> [DESCRIPTION OF THE TASK] Copy each line of the material below that includes the string "used".
::: DATA PROVIDED
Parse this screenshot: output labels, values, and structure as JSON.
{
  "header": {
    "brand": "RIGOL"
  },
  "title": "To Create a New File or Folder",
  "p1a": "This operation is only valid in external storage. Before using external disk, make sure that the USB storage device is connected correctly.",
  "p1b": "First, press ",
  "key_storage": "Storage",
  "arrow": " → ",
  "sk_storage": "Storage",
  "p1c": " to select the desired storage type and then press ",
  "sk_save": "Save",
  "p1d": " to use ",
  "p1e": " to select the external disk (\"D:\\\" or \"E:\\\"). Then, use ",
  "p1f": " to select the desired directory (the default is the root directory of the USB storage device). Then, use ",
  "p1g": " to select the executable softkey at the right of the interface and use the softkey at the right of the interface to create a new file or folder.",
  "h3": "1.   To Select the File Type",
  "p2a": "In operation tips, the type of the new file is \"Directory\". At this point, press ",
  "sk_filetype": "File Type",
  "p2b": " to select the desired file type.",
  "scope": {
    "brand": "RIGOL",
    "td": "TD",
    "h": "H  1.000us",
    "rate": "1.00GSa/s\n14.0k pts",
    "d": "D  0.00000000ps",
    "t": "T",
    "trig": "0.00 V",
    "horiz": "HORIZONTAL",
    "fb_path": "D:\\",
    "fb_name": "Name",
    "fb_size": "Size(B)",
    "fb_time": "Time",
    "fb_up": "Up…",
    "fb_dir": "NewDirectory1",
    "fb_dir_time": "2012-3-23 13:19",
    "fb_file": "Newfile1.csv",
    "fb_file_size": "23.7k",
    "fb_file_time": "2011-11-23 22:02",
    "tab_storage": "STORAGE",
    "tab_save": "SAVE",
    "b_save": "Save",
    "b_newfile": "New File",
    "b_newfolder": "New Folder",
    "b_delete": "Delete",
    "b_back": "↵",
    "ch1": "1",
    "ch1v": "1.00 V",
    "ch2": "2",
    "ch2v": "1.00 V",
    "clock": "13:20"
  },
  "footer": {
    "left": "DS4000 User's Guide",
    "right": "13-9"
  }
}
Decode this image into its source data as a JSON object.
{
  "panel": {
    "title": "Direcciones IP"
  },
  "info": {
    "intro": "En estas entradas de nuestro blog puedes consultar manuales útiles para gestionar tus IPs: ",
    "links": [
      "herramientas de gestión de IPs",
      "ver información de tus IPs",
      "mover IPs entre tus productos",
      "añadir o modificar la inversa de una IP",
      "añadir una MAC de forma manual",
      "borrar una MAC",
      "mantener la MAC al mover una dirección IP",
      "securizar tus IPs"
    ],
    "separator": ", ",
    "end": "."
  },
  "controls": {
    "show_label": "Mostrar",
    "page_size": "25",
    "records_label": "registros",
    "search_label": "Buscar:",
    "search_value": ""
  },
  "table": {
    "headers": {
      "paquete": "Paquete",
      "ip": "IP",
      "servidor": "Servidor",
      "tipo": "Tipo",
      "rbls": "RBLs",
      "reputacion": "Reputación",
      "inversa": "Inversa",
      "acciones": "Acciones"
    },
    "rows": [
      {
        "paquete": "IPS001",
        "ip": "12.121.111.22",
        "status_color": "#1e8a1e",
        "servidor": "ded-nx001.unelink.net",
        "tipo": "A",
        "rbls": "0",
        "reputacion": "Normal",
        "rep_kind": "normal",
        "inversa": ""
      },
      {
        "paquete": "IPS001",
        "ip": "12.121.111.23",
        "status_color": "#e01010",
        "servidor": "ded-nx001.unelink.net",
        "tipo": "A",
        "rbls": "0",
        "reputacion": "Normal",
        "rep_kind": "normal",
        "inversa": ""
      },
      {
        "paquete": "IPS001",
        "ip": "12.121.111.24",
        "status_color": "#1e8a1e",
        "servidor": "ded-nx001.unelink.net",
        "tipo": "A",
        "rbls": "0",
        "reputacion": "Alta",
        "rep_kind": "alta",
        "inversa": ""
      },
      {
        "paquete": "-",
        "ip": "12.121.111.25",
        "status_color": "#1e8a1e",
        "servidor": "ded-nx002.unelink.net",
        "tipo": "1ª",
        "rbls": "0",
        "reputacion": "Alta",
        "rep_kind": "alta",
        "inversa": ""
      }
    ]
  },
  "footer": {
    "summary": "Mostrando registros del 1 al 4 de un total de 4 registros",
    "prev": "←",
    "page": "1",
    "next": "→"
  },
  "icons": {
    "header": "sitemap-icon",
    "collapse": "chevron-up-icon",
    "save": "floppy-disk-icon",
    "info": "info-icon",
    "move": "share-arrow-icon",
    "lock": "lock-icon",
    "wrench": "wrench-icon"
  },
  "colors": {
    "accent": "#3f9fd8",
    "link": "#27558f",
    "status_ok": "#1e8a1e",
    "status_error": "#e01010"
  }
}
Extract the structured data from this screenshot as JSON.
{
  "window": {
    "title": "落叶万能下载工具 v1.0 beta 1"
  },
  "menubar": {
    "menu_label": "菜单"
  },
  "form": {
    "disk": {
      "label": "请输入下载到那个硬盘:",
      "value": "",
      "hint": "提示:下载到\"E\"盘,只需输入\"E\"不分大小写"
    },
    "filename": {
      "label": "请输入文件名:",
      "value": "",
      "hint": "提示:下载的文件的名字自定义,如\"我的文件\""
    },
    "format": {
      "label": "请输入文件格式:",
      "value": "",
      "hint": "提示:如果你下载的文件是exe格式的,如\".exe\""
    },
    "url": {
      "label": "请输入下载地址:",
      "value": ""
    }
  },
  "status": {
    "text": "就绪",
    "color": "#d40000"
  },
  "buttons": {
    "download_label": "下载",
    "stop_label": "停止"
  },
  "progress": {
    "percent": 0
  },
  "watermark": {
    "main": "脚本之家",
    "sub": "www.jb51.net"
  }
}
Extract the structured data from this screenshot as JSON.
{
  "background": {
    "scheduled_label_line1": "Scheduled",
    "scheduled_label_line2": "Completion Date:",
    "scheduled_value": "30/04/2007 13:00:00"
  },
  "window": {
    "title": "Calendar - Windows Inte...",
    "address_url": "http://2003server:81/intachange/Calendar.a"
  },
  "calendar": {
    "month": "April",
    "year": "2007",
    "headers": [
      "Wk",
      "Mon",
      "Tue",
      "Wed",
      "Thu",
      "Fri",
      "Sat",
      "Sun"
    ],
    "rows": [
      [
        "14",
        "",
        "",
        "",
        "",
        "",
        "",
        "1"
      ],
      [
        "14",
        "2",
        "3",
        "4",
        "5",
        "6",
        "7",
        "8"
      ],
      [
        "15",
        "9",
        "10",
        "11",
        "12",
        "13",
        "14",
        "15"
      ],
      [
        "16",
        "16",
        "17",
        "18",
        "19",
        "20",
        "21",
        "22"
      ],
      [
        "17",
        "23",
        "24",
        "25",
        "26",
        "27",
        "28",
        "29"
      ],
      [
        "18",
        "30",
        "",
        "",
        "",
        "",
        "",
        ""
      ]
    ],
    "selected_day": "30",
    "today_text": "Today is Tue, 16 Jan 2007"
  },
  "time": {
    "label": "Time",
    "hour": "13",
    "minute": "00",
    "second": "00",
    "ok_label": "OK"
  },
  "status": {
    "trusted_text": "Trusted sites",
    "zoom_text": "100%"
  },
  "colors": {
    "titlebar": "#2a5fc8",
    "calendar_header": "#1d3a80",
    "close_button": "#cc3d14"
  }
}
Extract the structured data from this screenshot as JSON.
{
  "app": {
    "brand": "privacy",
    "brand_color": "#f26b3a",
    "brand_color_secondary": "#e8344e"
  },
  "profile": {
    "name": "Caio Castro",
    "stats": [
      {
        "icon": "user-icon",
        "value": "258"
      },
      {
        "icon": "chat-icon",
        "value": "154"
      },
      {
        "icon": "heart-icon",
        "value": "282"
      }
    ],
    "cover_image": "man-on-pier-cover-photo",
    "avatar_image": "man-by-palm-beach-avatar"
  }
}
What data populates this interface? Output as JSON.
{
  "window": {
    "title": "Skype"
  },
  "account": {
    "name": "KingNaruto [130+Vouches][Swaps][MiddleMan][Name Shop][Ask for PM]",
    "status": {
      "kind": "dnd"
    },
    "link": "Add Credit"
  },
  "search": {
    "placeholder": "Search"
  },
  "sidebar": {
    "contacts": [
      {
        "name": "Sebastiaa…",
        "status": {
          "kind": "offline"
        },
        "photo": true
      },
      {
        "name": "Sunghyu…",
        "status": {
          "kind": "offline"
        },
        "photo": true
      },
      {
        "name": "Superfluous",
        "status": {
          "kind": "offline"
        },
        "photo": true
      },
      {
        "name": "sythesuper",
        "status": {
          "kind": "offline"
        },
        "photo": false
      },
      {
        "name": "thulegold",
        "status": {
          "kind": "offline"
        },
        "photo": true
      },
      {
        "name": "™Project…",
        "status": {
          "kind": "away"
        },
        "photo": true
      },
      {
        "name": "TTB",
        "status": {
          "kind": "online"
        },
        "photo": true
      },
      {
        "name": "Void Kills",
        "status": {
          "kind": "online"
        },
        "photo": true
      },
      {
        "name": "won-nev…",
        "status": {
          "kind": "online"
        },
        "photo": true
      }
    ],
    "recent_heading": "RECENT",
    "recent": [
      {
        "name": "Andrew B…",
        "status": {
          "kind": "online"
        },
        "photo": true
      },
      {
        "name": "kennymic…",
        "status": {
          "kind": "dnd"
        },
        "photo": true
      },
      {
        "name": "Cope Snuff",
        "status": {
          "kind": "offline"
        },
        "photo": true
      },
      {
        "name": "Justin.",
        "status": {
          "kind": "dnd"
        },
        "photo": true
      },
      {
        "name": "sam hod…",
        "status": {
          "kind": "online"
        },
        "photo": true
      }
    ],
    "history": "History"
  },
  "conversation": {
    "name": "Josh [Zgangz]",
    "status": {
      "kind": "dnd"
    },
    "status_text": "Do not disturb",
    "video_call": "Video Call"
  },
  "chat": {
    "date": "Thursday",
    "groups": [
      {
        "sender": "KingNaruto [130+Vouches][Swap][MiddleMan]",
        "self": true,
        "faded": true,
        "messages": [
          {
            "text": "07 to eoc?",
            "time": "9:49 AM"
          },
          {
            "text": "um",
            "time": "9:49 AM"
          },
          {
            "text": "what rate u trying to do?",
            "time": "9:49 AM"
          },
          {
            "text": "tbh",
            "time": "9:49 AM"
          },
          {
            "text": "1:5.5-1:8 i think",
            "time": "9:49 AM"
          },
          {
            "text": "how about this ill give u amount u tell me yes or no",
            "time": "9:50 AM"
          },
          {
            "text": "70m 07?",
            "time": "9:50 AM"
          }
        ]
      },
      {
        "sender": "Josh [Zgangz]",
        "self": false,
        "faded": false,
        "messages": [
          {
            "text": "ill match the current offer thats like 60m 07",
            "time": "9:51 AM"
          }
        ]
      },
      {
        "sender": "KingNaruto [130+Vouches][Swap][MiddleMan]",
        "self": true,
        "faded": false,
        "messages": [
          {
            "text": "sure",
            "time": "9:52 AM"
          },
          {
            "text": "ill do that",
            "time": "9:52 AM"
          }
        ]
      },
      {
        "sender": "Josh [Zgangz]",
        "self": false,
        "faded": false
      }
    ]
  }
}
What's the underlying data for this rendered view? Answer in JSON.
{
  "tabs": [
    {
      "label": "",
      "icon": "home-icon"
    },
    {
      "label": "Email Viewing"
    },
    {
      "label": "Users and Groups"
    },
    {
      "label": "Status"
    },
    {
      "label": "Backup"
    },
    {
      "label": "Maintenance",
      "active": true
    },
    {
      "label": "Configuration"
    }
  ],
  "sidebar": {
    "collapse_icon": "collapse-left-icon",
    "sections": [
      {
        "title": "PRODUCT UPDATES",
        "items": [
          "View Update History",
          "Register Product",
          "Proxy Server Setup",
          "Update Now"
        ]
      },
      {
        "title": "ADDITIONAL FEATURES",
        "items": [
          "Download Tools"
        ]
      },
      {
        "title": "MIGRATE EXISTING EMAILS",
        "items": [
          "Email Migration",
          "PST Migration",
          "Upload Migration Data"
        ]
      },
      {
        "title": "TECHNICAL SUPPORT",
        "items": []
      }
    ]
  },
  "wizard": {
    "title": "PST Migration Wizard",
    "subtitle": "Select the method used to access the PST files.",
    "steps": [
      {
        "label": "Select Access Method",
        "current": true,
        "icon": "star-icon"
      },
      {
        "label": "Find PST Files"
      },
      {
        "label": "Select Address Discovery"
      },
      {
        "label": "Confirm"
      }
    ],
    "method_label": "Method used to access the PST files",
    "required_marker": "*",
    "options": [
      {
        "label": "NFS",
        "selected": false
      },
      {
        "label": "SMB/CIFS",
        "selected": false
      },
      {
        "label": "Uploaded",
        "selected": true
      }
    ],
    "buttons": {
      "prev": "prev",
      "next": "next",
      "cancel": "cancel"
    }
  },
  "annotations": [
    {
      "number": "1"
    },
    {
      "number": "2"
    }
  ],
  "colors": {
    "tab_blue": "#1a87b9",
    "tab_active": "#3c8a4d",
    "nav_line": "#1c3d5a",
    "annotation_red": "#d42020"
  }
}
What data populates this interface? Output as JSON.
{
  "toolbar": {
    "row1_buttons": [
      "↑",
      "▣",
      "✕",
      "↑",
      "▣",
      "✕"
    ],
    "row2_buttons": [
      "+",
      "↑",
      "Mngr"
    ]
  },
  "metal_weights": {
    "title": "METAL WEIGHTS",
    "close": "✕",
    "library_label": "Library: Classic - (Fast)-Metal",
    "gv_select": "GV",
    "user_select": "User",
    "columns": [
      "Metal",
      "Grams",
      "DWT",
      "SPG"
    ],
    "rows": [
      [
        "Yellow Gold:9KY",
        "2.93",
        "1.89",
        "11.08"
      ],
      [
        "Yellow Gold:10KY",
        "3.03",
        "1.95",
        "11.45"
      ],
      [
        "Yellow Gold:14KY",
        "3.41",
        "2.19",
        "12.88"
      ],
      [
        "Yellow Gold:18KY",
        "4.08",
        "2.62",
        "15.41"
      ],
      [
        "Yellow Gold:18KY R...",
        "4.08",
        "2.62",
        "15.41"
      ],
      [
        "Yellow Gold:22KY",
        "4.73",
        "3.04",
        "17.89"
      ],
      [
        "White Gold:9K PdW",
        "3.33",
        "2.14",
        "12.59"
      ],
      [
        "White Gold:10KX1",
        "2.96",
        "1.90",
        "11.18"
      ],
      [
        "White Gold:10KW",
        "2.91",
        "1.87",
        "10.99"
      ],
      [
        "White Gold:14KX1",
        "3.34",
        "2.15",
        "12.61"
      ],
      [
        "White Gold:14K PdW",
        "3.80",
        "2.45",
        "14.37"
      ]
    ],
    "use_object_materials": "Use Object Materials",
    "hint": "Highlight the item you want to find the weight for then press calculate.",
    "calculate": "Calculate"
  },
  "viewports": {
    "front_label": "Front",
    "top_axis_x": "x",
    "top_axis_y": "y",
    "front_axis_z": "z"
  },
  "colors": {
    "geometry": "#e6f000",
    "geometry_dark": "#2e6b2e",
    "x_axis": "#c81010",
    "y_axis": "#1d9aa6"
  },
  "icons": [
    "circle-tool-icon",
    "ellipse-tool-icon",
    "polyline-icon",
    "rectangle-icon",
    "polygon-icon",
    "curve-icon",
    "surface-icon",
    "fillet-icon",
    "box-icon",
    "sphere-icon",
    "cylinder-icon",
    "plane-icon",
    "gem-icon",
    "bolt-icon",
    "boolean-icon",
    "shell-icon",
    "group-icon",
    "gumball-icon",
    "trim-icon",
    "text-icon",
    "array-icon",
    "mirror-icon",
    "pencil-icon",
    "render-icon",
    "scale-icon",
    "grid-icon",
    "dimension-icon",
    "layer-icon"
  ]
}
::::::
> [WRITTEN RESPONSE]
    "subtitle": "Select the method used to access the PST files.",
    "method_label": "Method used to access the PST files",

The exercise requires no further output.